• What is being asked
Reproduce only the lines between the one containing "last-10-conferences-section: The last" and the one containing "table-cell: room12637 xyxy=(1106,648,1292,683)", inclusive, renaming "stat-value" to "stat-figure" and leaving all else unchanged.
★ ★ ★ ★ ★
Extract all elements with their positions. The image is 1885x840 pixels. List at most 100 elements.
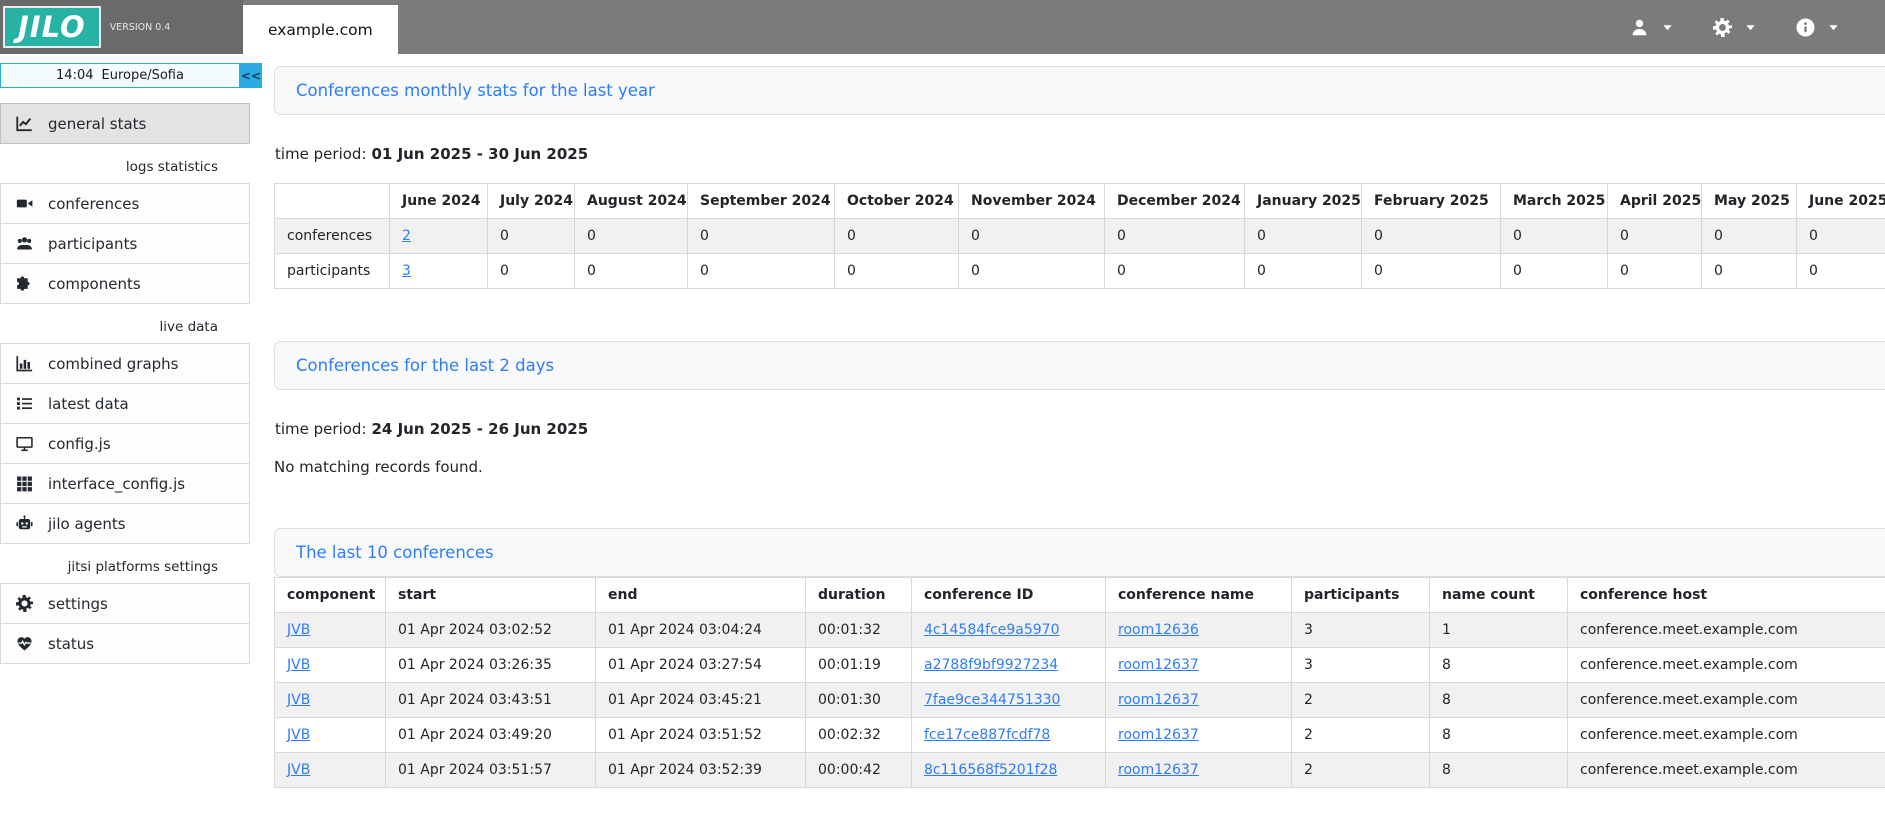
last-10-conferences-section: The last 10 conferences componentstarten… xyxy=(274,528,1885,788)
stat-row-label: conferences xyxy=(287,228,372,244)
stat-value: 0 xyxy=(1117,228,1126,244)
table-cell: room12637 xyxy=(1106,648,1292,683)
sidebar-item-conferences[interactable]: conferences xyxy=(0,183,250,224)
monthly-stats-title[interactable]: Conferences monthly stats for the last y… xyxy=(296,81,1885,100)
account-menu[interactable] xyxy=(1630,18,1673,37)
conference-name-link[interactable]: room12637 xyxy=(1118,762,1199,778)
sidebar-item-components[interactable]: components xyxy=(0,263,250,304)
sidebar-item-label: config.js xyxy=(48,435,111,453)
cell-name-count: 8 xyxy=(1442,657,1451,673)
table-cell: 01 Apr 2024 03:51:52 xyxy=(596,718,806,753)
conference-id-link[interactable]: 8c116568f5201f28 xyxy=(924,762,1057,778)
grid-icon xyxy=(15,475,34,492)
jilo-logo[interactable]: JILO xyxy=(3,6,101,48)
table-cell: 2 xyxy=(1292,718,1430,753)
logo-zone: JILO VERSION 0.4 xyxy=(0,0,243,54)
info-icon xyxy=(1796,18,1815,37)
stat-value: 0 xyxy=(1257,263,1266,279)
component-link[interactable]: JVB xyxy=(287,727,310,743)
table-cell: room12636 xyxy=(1106,613,1292,648)
conference-name-link[interactable]: room12637 xyxy=(1118,692,1199,708)
stat-value: 0 xyxy=(971,228,980,244)
table-cell: conference.meet.example.com xyxy=(1568,648,1885,683)
stat-value-link[interactable]: 2 xyxy=(402,228,411,244)
settings-menu[interactable] xyxy=(1713,18,1756,37)
conference-id-link[interactable]: 4c14584fce9a5970 xyxy=(924,622,1060,638)
column-header-conference-id: conference ID xyxy=(912,578,1106,613)
conference-name-link[interactable]: room12637 xyxy=(1118,657,1199,673)
table-cell: 0 xyxy=(1245,219,1362,254)
top-menus xyxy=(1630,0,1885,54)
chart-line-icon xyxy=(15,115,34,132)
table-cell: 2 xyxy=(1292,753,1430,788)
table-row: JVB01 Apr 2024 03:02:5201 Apr 2024 03:04… xyxy=(275,613,1885,648)
sidebar-item-general-stats[interactable]: general stats xyxy=(0,103,250,144)
table-cell: 2 xyxy=(1292,683,1430,718)
sidebar-item-label: latest data xyxy=(48,395,129,413)
sidebar-item-latest-data[interactable]: latest data xyxy=(0,383,250,424)
conference-name-link[interactable]: room12637 xyxy=(1118,727,1199,743)
column-header-duration: duration xyxy=(806,578,912,613)
table-cell: 8 xyxy=(1430,683,1568,718)
time-period-label: time period: xyxy=(275,145,367,163)
component-link[interactable]: JVB xyxy=(287,692,310,708)
table-cell: conference.meet.example.com xyxy=(1568,683,1885,718)
component-link[interactable]: JVB xyxy=(287,657,310,673)
sidebar-item-status[interactable]: status xyxy=(0,623,250,664)
platform-tab-example-com[interactable]: example.com xyxy=(243,5,398,54)
table-cell: 01 Apr 2024 03:51:57 xyxy=(386,753,596,788)
table-cell: 8 xyxy=(1430,753,1568,788)
sidebar-item-interface-config-js[interactable]: interface_config.js xyxy=(0,463,250,504)
table-cell: 01 Apr 2024 03:43:51 xyxy=(386,683,596,718)
table-cell: 01 Apr 2024 03:02:52 xyxy=(386,613,596,648)
table-cell: 0 xyxy=(488,254,575,289)
last-2-days-title[interactable]: Conferences for the last 2 days xyxy=(296,356,1885,375)
sidebar-item-settings[interactable]: settings xyxy=(0,583,250,624)
sidebar-item-label: general stats xyxy=(48,115,146,133)
month-column-header-june-2024: June 2024 xyxy=(390,184,488,219)
sidebar-item-config-js[interactable]: config.js xyxy=(0,423,250,464)
no-records-message: No matching records found. xyxy=(274,458,1885,476)
cell-start: 01 Apr 2024 03:49:20 xyxy=(398,727,552,743)
gear-icon xyxy=(1713,18,1732,37)
table-cell: JVB xyxy=(275,753,386,788)
sidebar: 14:04 Europe/Sofia << general statslogs … xyxy=(0,54,262,664)
sidebar-item-label: components xyxy=(48,275,141,293)
conference-name-link[interactable]: room12636 xyxy=(1118,622,1199,638)
cell-conference-host: conference.meet.example.com xyxy=(1580,622,1798,638)
sidebar-item-jilo-agents[interactable]: jilo agents xyxy=(0,503,250,544)
table-cell: 00:01:19 xyxy=(806,648,912,683)
table-header-row: componentstartenddurationconference IDco… xyxy=(275,578,1885,613)
stat-value-link[interactable]: 3 xyxy=(402,263,411,279)
table-cell: conference.meet.example.com xyxy=(1568,718,1885,753)
cell-conference-host: conference.meet.example.com xyxy=(1580,727,1798,743)
conference-id-link[interactable]: 7fae9ce344751330 xyxy=(924,692,1060,708)
table-cell: 0 xyxy=(959,254,1105,289)
cell-end: 01 Apr 2024 03:52:39 xyxy=(608,762,762,778)
sidebar-collapse-button[interactable]: << xyxy=(240,63,262,88)
month-column-header-september-2024: September 2024 xyxy=(688,184,835,219)
stat-value: 0 xyxy=(1809,228,1818,244)
table-row: JVB01 Apr 2024 03:26:3501 Apr 2024 03:27… xyxy=(275,648,1885,683)
last-10-conferences-title[interactable]: The last 10 conferences xyxy=(296,543,1885,562)
component-link[interactable]: JVB xyxy=(287,622,310,638)
table-cell: 0 xyxy=(575,219,688,254)
stat-value: 0 xyxy=(1620,228,1629,244)
column-header-participants: participants xyxy=(1292,578,1430,613)
table-cell: 3 xyxy=(1292,648,1430,683)
sidebar-item-participants[interactable]: participants xyxy=(0,223,250,264)
stat-value: 0 xyxy=(1714,263,1723,279)
sidebar-item-combined-graphs[interactable]: combined graphs xyxy=(0,343,250,384)
bar-chart-icon xyxy=(15,355,34,372)
stat-value: 0 xyxy=(1513,263,1522,279)
stat-value: 0 xyxy=(1809,263,1818,279)
last-2-days-section: Conferences for the last 2 days time per… xyxy=(274,341,1885,476)
conference-id-link[interactable]: fce17ce887fcdf78 xyxy=(924,727,1050,743)
top-header: JILO VERSION 0.4 example.com xyxy=(0,0,1885,54)
month-column-header-june-2025: June 2025 xyxy=(1797,184,1885,219)
app-root: JILO VERSION 0.4 example.com 14:04 Europ… xyxy=(0,0,1885,840)
conference-id-link[interactable]: a2788f9bf9927234 xyxy=(924,657,1058,673)
info-menu[interactable] xyxy=(1796,18,1839,37)
table-cell: 01 Apr 2024 03:52:39 xyxy=(596,753,806,788)
component-link[interactable]: JVB xyxy=(287,762,310,778)
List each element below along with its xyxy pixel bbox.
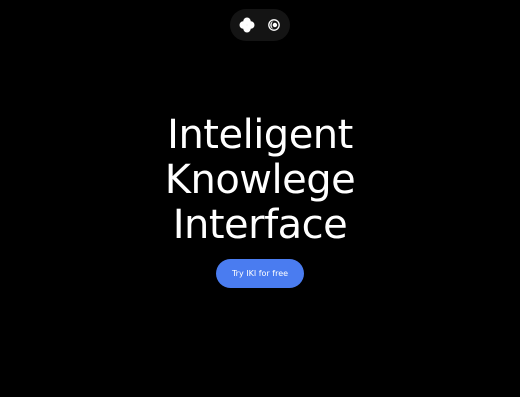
- hero-line-2: Knowlege: [164, 157, 356, 203]
- landing-page: Inteligent Knowlege Interface Try IKI fo…: [0, 0, 520, 397]
- hero-line-3: Interface: [172, 202, 348, 248]
- logo-link[interactable]: [239, 17, 255, 33]
- hero-line-1: Inteligent: [167, 112, 353, 158]
- hero-headline: Inteligent Knowlege Interface: [0, 113, 520, 248]
- theme-toggle-icon: [268, 19, 280, 31]
- top-nav-pill: [230, 9, 290, 41]
- theme-toggle-button[interactable]: [268, 19, 280, 31]
- clover-logo-icon: [239, 17, 255, 33]
- try-iki-button[interactable]: Try IKI for free: [216, 259, 304, 288]
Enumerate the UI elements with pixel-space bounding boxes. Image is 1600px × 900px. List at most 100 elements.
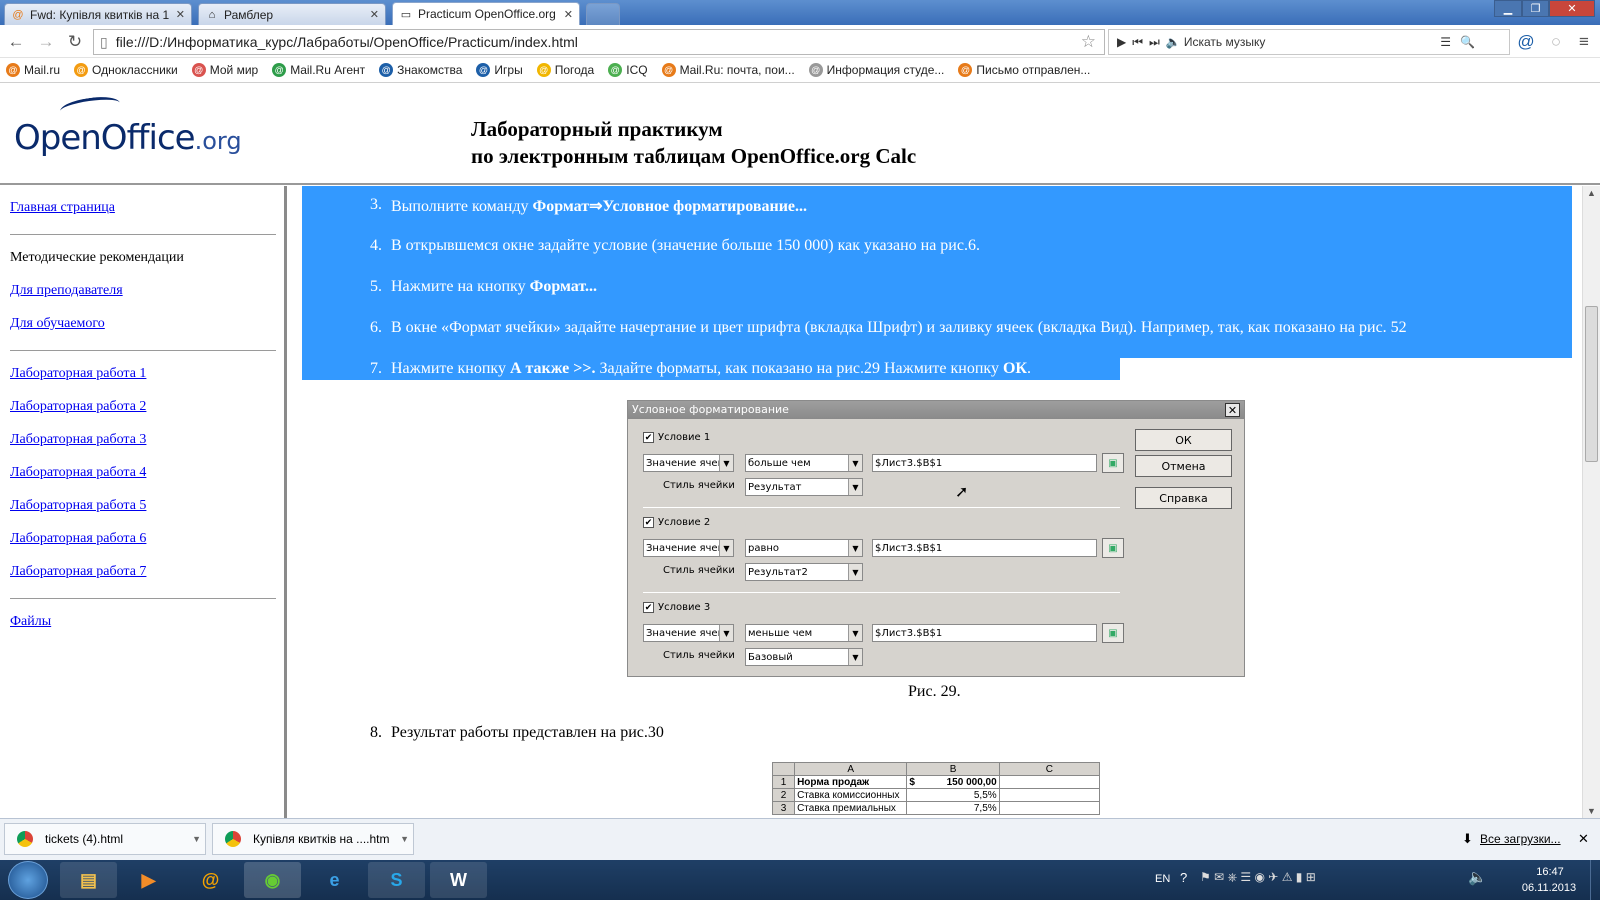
★ ★ ★ ★ ★
• Result of the task
last-10-conferences-section: The last 10 conferences componentstarten… xyxy=(274,528,1885,788)
stat-row-label: conferences xyxy=(287,228,372,244)
stat-figure: 0 xyxy=(1117,228,1126,244)
table-cell: room12637 xyxy=(1106,648,1292,683)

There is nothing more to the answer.